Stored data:
···

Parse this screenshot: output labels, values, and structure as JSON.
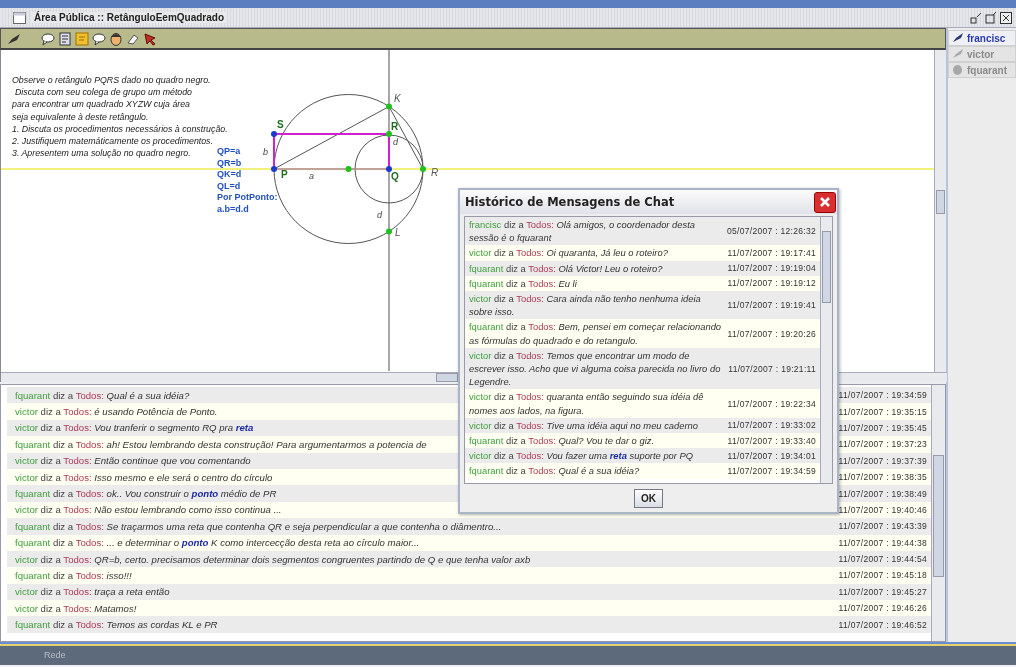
{
  "window": {
    "title": "Área Pública :: RetânguloEemQuadrado"
  },
  "board": {
    "instructions": [
      "Observe o retângulo PQRS dado no quadro negro.",
      "Discuta com seu colega de grupo um método",
      "para encontrar um quadrado XYZW cuja área",
      "seja equivalente à deste retângulo.",
      "1. Discuta os procedimentos necessários à construção.",
      "2. Justifiquem matemáticamente os procedimentos.",
      "3. Apresentem uma solução no quadro negro."
    ],
    "formulas": [
      "QP=a",
      "QR=b",
      "QK=d",
      "QL=d",
      "Por PotPonto:",
      "a.b=d.d"
    ],
    "labels": [
      {
        "text": "K",
        "kind": "point"
      },
      {
        "text": "S",
        "kind": "vertex"
      },
      {
        "text": "R",
        "kind": "vertex"
      },
      {
        "text": "b",
        "kind": "segment"
      },
      {
        "text": "d",
        "kind": "segment"
      },
      {
        "text": "P",
        "kind": "vertex"
      },
      {
        "text": "a",
        "kind": "segment"
      },
      {
        "text": "Q",
        "kind": "vertex"
      },
      {
        "text": "R",
        "kind": "point"
      },
      {
        "text": "d",
        "kind": "segment"
      },
      {
        "text": "L",
        "kind": "point"
      }
    ]
  },
  "chat_log": [
    {
      "sender": "fquarant",
      "verb": "diz a",
      "recipient": "Todos:",
      "text": "Qual é a sua idéia?",
      "time": "11/07/2007 : 19:34:59"
    },
    {
      "sender": "victor",
      "verb": "diz a",
      "recipient": "Todos:",
      "text": "é usando Potência de Ponto.",
      "time": "11/07/2007 : 19:35:15"
    },
    {
      "sender": "victor",
      "verb": "diz a",
      "recipient": "Todos:",
      "text": "Vou tranferir o segmento RQ pra **reta**",
      "time": "11/07/2007 : 19:35:45"
    },
    {
      "sender": "fquarant",
      "verb": "diz a",
      "recipient": "Todos:",
      "text": "ah! Estou lembrando desta construção! Para argumentarmos a potencia de",
      "time": "11/07/2007 : 19:37:23"
    },
    {
      "sender": "victor",
      "verb": "diz a",
      "recipient": "Todos:",
      "text": "Então continue que vou comentando",
      "time": "11/07/2007 : 19:37:39"
    },
    {
      "sender": "victor",
      "verb": "diz a",
      "recipient": "Todos:",
      "text": "Isso mesmo e ele será o centro do círculo",
      "time": "11/07/2007 : 19:38:35"
    },
    {
      "sender": "fquarant",
      "verb": "diz a",
      "recipient": "Todos:",
      "text": "ok.. Vou construir o **ponto** médio de PR",
      "time": "11/07/2007 : 19:38:49"
    },
    {
      "sender": "victor",
      "verb": "diz a",
      "recipient": "Todos:",
      "text": "Não estou lembrando como isso continua ...",
      "time": "11/07/2007 : 19:40:46"
    },
    {
      "sender": "fquarant",
      "verb": "diz a",
      "recipient": "Todos:",
      "text": "Se traçarmos uma reta que contenha QR e seja perpendicular a que contenha o diâmentro...",
      "time": "11/07/2007 : 19:43:39"
    },
    {
      "sender": "fquarant",
      "verb": "diz a",
      "recipient": "Todos:",
      "text": "... e determinar o **ponto** K como intercecção desta reta ao círculo maior...",
      "time": "11/07/2007 : 19:44:38"
    },
    {
      "sender": "victor",
      "verb": "diz a",
      "recipient": "Todos:",
      "text": "QR=b, certo. precisamos determinar dois segmentos congruentes partindo de Q e que tenha valor axb",
      "time": "11/07/2007 : 19:44:54"
    },
    {
      "sender": "fquarant",
      "verb": "diz a",
      "recipient": "Todos:",
      "text": "isso!!!",
      "time": "11/07/2007 : 19:45:18"
    },
    {
      "sender": "victor",
      "verb": "diz a",
      "recipient": "Todos:",
      "text": "traça a reta então",
      "time": "11/07/2007 : 19:45:27"
    },
    {
      "sender": "victor",
      "verb": "diz a",
      "recipient": "Todos:",
      "text": "Matamos!",
      "time": "11/07/2007 : 19:46:26"
    },
    {
      "sender": "fquarant",
      "verb": "diz a",
      "recipient": "Todos:",
      "text": "Temos as cordas KL e PR",
      "time": "11/07/2007 : 19:46:52"
    }
  ],
  "users": [
    {
      "name": "francisc",
      "kind": "pen",
      "active": true
    },
    {
      "name": "victor",
      "kind": "pen",
      "active": false
    },
    {
      "name": "fquarant",
      "kind": "face",
      "active": false
    }
  ],
  "history_dialog": {
    "title": "Histórico de Mensagens de Chat",
    "messages": [
      {
        "sender": "francisc",
        "verb": "diz a",
        "recipient": "Todos:",
        "text": "Olá amigos, o coordenador desta sessão é o fquarant",
        "time": "05/07/2007 : 12:26:32"
      },
      {
        "sender": "victor",
        "verb": "diz a",
        "recipient": "Todos:",
        "text": "Oi quaranta, Já leu o roteiro?",
        "time": "11/07/2007 : 19:17:41"
      },
      {
        "sender": "fquarant",
        "verb": "diz a",
        "recipient": "Todos:",
        "text": "Olá Victor! Leu o roteiro?",
        "time": "11/07/2007 : 19:19:04"
      },
      {
        "sender": "fquarant",
        "verb": "diz a",
        "recipient": "Todos:",
        "text": "Eu li",
        "time": "11/07/2007 : 19:19:12"
      },
      {
        "sender": "victor",
        "verb": "diz a",
        "recipient": "Todos:",
        "text": "Cara ainda não tenho nenhuma ideia sobre isso.",
        "time": "11/07/2007 : 19:19:41"
      },
      {
        "sender": "fquarant",
        "verb": "diz a",
        "recipient": "Todos:",
        "text": "Bem, pensei em começar relacionando as fórmulas do quadrado e do retangulo.",
        "time": "11/07/2007 : 19:20:26"
      },
      {
        "sender": "victor",
        "verb": "diz a",
        "recipient": "Todos:",
        "text": "Temos que encontrar um modo de escrever isso. Acho que vi alguma coisa parecida no livro do Legendre.",
        "time": "11/07/2007 : 19:21:11"
      },
      {
        "sender": "victor",
        "verb": "diz a",
        "recipient": "Todos:",
        "text": "quaranta então seguindo sua idéia dê nomes aos lados, na figura.",
        "time": "11/07/2007 : 19:22:34"
      },
      {
        "sender": "victor",
        "verb": "diz a",
        "recipient": "Todos:",
        "text": "Tive uma idéia aqui no meu caderno",
        "time": "11/07/2007 : 19:33:02"
      },
      {
        "sender": "fquarant",
        "verb": "diz a",
        "recipient": "Todos:",
        "text": "Qual? Vou te dar o giz.",
        "time": "11/07/2007 : 19:33:40"
      },
      {
        "sender": "victor",
        "verb": "diz a",
        "recipient": "Todos:",
        "text": "Vou fazer uma **reta** suporte por PQ",
        "time": "11/07/2007 : 19:34:01"
      },
      {
        "sender": "fquarant",
        "verb": "diz a",
        "recipient": "Todos:",
        "text": "Qual é a sua idéia?",
        "time": "11/07/2007 : 19:34:59"
      }
    ],
    "ok_button": "OK"
  },
  "status_bar": {
    "text": "Rede"
  }
}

···

Leave out the pictures and return every record word for word.

Parse this screenshot: output labels, values, and structure as JSON.
{
  "window": {
    "title": "Área Pública :: RetânguloEemQuadrado"
  },
  "board": {
    "instructions": [
      "Observe o retângulo PQRS dado no quadro negro.",
      "Discuta com seu colega de grupo um método",
      "para encontrar um quadrado XYZW cuja área",
      "seja equivalente à deste retângulo.",
      "1. Discuta os procedimentos necessários à construção.",
      "2. Justifiquem matemáticamente os procedimentos.",
      "3. Apresentem uma solução no quadro negro."
    ],
    "formulas": [
      "QP=a",
      "QR=b",
      "QK=d",
      "QL=d",
      "Por PotPonto:",
      "a.b=d.d"
    ],
    "labels": [
      {
        "text": "K",
        "kind": "point"
      },
      {
        "text": "S",
        "kind": "vertex"
      },
      {
        "text": "R",
        "kind": "vertex"
      },
      {
        "text": "b",
        "kind": "segment"
      },
      {
        "text": "d",
        "kind": "segment"
      },
      {
        "text": "P",
        "kind": "vertex"
      },
      {
        "text": "a",
        "kind": "segment"
      },
      {
        "text": "Q",
        "kind": "vertex"
      },
      {
        "text": "R",
        "kind": "point"
      },
      {
        "text": "d",
        "kind": "segment"
      },
      {
        "text": "L",
        "kind": "point"
      }
    ]
  },
  "chat_log": [
    {
      "sender": "fquarant",
      "verb": "diz a",
      "recipient": "Todos:",
      "text": "Qual é a sua idéia?",
      "time": "11/07/2007 : 19:34:59"
    },
    {
      "sender": "victor",
      "verb": "diz a",
      "recipient": "Todos:",
      "text": "é usando Potência de Ponto.",
      "time": "11/07/2007 : 19:35:15"
    },
    {
      "sender": "victor",
      "verb": "diz a",
      "recipient": "Todos:",
      "text": "Vou tranferir o segmento RQ pra **reta**",
      "time": "11/07/2007 : 19:35:45"
    },
    {
      "sender": "fquarant",
      "verb": "diz a",
      "recipient": "Todos:",
      "text": "ah! Estou lembrando desta construção! Para argumentarmos a potencia de",
      "time": "11/07/2007 : 19:37:23"
    },
    {
      "sender": "victor",
      "verb": "diz a",
      "recipient": "Todos:",
      "text": "Então continue que vou comentando",
      "time": "11/07/2007 : 19:37:39"
    },
    {
      "sender": "victor",
      "verb": "diz a",
      "recipient": "Todos:",
      "text": "Isso mesmo e ele será o centro do círculo",
      "time": "11/07/2007 : 19:38:35"
    },
    {
      "sender": "fquarant",
      "verb": "diz a",
      "recipient": "Todos:",
      "text": "ok.. Vou construir o **ponto** médio de PR",
      "time": "11/07/2007 : 19:38:49"
    },
    {
      "sender": "victor",
      "verb": "diz a",
      "recipient": "Todos:",
      "text": "Não estou lembrando como isso continua ...",
      "time": "11/07/2007 : 19:40:46"
    },
    {
      "sender": "fquarant",
      "verb": "diz a",
      "recipient": "Todos:",
      "text": "Se traçarmos uma reta que contenha QR e seja perpendicular a que contenha o diâmentro...",
      "time": "11/07/2007 : 19:43:39"
    },
    {
      "sender": "fquarant",
      "verb": "diz a",
      "recipient": "Todos:",
      "text": "... e determinar o **ponto** K como intercecção desta reta ao círculo maior...",
      "time": "11/07/2007 : 19:44:38"
    },
    {
      "sender": "victor",
      "verb": "diz a",
      "recipient": "Todos:",
      "text": "QR=b, certo. precisamos determinar dois segmentos congruentes partindo de Q e que tenha valor axb",
      "time": "11/07/2007 : 19:44:54"
    },
    {
      "sender": "fquarant",
      "verb": "diz a",
      "recipient": "Todos:",
      "text": "isso!!!",
      "time": "11/07/2007 : 19:45:18"
    },
    {
      "sender": "victor",
      "verb": "diz a",
      "recipient": "Todos:",
      "text": "traça a reta então",
      "time": "11/07/2007 : 19:45:27"
    },
    {
      "sender": "victor",
      "verb": "diz a",
      "recipient": "Todos:",
      "text": "Matamos!",
      "time": "11/07/2007 : 19:46:26"
    },
    {
      "sender": "fquarant",
      "verb": "diz a",
      "recipient": "Todos:",
      "text": "Temos as cordas KL e PR",
      "time": "11/07/2007 : 19:46:52"
    }
  ],
  "users": [
    {
      "name": "francisc",
      "kind": "pen",
      "active": true
    },
    {
      "name": "victor",
      "kind": "pen",
      "active": false
    },
    {
      "name": "fquarant",
      "kind": "face",
      "active": false
    }
  ],
  "history_dialog": {
    "title": "Histórico de Mensagens de Chat",
    "messages": [
      {
        "sender": "francisc",
        "verb": "diz a",
        "recipient": "Todos:",
        "text": "Olá amigos, o coordenador desta sessão é o fquarant",
        "time": "05/07/2007 : 12:26:32"
      },
      {
        "sender": "victor",
        "verb": "diz a",
        "recipient": "Todos:",
        "text": "Oi quaranta, Já leu o roteiro?",
        "time": "11/07/2007 : 19:17:41"
      },
      {
        "sender": "fquarant",
        "verb": "diz a",
        "recipient": "Todos:",
        "text": "Olá Victor! Leu o roteiro?",
        "time": "11/07/2007 : 19:19:04"
      },
      {
        "sender": "fquarant",
        "verb": "diz a",
        "recipient": "Todos:",
        "text": "Eu li",
        "time": "11/07/2007 : 19:19:12"
      },
      {
        "sender": "victor",
        "verb": "diz a",
        "recipient": "Todos:",
        "text": "Cara ainda não tenho nenhuma ideia sobre isso.",
        "time": "11/07/2007 : 19:19:41"
      },
      {
        "sender": "fquarant",
        "verb": "diz a",
        "recipient": "Todos:",
        "text": "Bem, pensei em começar relacionando as fórmulas do quadrado e do retangulo.",
        "time": "11/07/2007 : 19:20:26"
      },
      {
        "sender": "victor",
        "verb": "diz a",
        "recipient": "Todos:",
        "text": "Temos que encontrar um modo de escrever isso. Acho que vi alguma coisa parecida no livro do Legendre.",
        "time": "11/07/2007 : 19:21:11"
      },
      {
        "sender": "victor",
        "verb": "diz a",
        "recipient": "Todos:",
        "text": "quaranta então seguindo sua idéia dê nomes aos lados, na figura.",
        "time": "11/07/2007 : 19:22:34"
      },
      {
        "sender": "victor",
        "verb": "diz a",
        "recipient": "Todos:",
        "text": "Tive uma idéia aqui no meu caderno",
        "time": "11/07/2007 : 19:33:02"
      },
      {
        "sender": "fquarant",
        "verb": "diz a",
        "recipient": "Todos:",
        "text": "Qual? Vou te dar o giz.",
        "time": "11/07/2007 : 19:33:40"
      },
      {
        "sender": "victor",
        "verb": "diz a",
        "recipient": "Todos:",
        "text": "Vou fazer uma **reta** suporte por PQ",
        "time": "11/07/2007 : 19:34:01"
      },
      {
        "sender": "fquarant",
        "verb": "diz a",
        "recipient": "Todos:",
        "text": "Qual é a sua idéia?",
        "time": "11/07/2007 : 19:34:59"
      }
    ],
    "ok_button": "OK"
  },
  "status_bar": {
    "text": "Rede"
  }
}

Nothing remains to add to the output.